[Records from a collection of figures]
##########

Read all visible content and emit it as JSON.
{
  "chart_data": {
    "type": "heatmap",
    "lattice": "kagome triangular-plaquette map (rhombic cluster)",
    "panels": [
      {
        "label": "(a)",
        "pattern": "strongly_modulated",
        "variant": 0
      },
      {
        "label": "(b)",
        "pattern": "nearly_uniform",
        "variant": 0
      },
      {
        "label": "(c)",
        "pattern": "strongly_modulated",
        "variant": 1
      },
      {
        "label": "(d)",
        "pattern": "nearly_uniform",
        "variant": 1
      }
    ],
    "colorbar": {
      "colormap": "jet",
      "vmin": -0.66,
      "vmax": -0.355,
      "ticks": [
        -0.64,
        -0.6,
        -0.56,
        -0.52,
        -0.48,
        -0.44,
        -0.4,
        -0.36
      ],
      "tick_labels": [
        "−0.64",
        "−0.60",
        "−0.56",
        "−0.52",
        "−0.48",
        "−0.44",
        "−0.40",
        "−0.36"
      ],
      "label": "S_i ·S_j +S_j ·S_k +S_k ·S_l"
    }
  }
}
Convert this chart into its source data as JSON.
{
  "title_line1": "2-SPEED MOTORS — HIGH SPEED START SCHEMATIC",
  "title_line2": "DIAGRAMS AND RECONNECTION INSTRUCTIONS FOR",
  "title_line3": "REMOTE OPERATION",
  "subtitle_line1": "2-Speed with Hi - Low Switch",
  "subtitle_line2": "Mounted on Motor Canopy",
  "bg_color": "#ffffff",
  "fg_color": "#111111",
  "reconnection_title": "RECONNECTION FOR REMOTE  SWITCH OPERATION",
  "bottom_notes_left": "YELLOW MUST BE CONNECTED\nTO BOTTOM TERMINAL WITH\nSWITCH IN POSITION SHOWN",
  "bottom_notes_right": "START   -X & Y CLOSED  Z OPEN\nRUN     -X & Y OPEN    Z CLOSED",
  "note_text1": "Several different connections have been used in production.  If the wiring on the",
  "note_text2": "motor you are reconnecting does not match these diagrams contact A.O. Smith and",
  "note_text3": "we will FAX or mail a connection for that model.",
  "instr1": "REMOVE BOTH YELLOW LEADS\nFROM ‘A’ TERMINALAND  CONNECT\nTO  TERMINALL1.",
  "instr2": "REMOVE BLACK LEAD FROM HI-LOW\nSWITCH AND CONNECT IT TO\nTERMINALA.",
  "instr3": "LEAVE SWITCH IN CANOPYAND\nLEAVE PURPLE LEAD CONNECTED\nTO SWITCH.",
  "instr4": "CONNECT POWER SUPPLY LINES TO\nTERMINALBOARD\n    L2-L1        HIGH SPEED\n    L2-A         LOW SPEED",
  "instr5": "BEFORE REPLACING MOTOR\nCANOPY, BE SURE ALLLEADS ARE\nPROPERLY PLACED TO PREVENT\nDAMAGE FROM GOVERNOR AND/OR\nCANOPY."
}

##########

Restate the whole listing exactly.

CORRECT ANSWER:
Read all visible content and emit it as JSON.
{
  "chart_data": {
    "type": "heatmap",
    "lattice": "kagome triangular-plaquette map (rhombic cluster)",
    "panels": [
      {
        "label": "(a)",
        "pattern": "strongly_modulated",
        "variant": 0
      },
      {
        "label": "(b)",
        "pattern": "nearly_uniform",
        "variant": 0
      },
      {
        "label": "(c)",
        "pattern": "strongly_modulated",
        "variant": 1
      },
      {
        "label": "(d)",
        "pattern": "nearly_uniform",
        "variant": 1
      }
    ],
    "colorbar": {
      "colormap": "jet",
      "vmin": -0.66,
      "vmax": -0.355,
      "ticks": [
        -0.64,
        -0.6,
        -0.56,
        -0.52,
        -0.48,
        -0.44,
        -0.4,
        -0.36
      ],
      "tick_labels": [
        "−0.64",
        "−0.60",
        "−0.56",
        "−0.52",
        "−0.48",
        "−0.44",
        "−0.40",
        "−0.36"
      ],
      "label": "S_i ·S_j +S_j ·S_k +S_k ·S_l"
    }
  }
}
Convert this chart into its source data as JSON.
{
  "title_line1": "2-SPEED MOTORS — HIGH SPEED START SCHEMATIC",
  "title_line2": "DIAGRAMS AND RECONNECTION INSTRUCTIONS FOR",
  "title_line3": "REMOTE OPERATION",
  "subtitle_line1": "2-Speed with Hi - Low Switch",
  "subtitle_line2": "Mounted on Motor Canopy",
  "bg_color": "#ffffff",
  "fg_color": "#111111",
  "reconnection_title": "RECONNECTION FOR REMOTE  SWITCH OPERATION",
  "bottom_notes_left": "YELLOW MUST BE CONNECTED\nTO BOTTOM TERMINAL WITH\nSWITCH IN POSITION SHOWN",
  "bottom_notes_right": "START   -X & Y CLOSED  Z OPEN\nRUN     -X & Y OPEN    Z CLOSED",
  "note_text1": "Several different connections have been used in production.  If the wiring on the",
  "note_text2": "motor you are reconnecting does not match these diagrams contact A.O. Smith and",
  "note_text3": "we will FAX or mail a connection for that model.",
  "instr1": "REMOVE BOTH YELLOW LEADS\nFROM ‘A’ TERMINALAND  CONNECT\nTO  TERMINALL1.",
  "instr2": "REMOVE BLACK LEAD FROM HI-LOW\nSWITCH AND CONNECT IT TO\nTERMINALA.",
  "instr3": "LEAVE SWITCH IN CANOPYAND\nLEAVE PURPLE LEAD CONNECTED\nTO SWITCH.",
  "instr4": "CONNECT POWER SUPPLY LINES TO\nTERMINALBOARD\n    L2-L1        HIGH SPEED\n    L2-A         LOW SPEED",
  "instr5": "BEFORE REPLACING MOTOR\nCANOPY, BE SURE ALLLEADS ARE\nPROPERLY PLACED TO PREVENT\nDAMAGE FROM GOVERNOR AND/OR\nCANOPY."
}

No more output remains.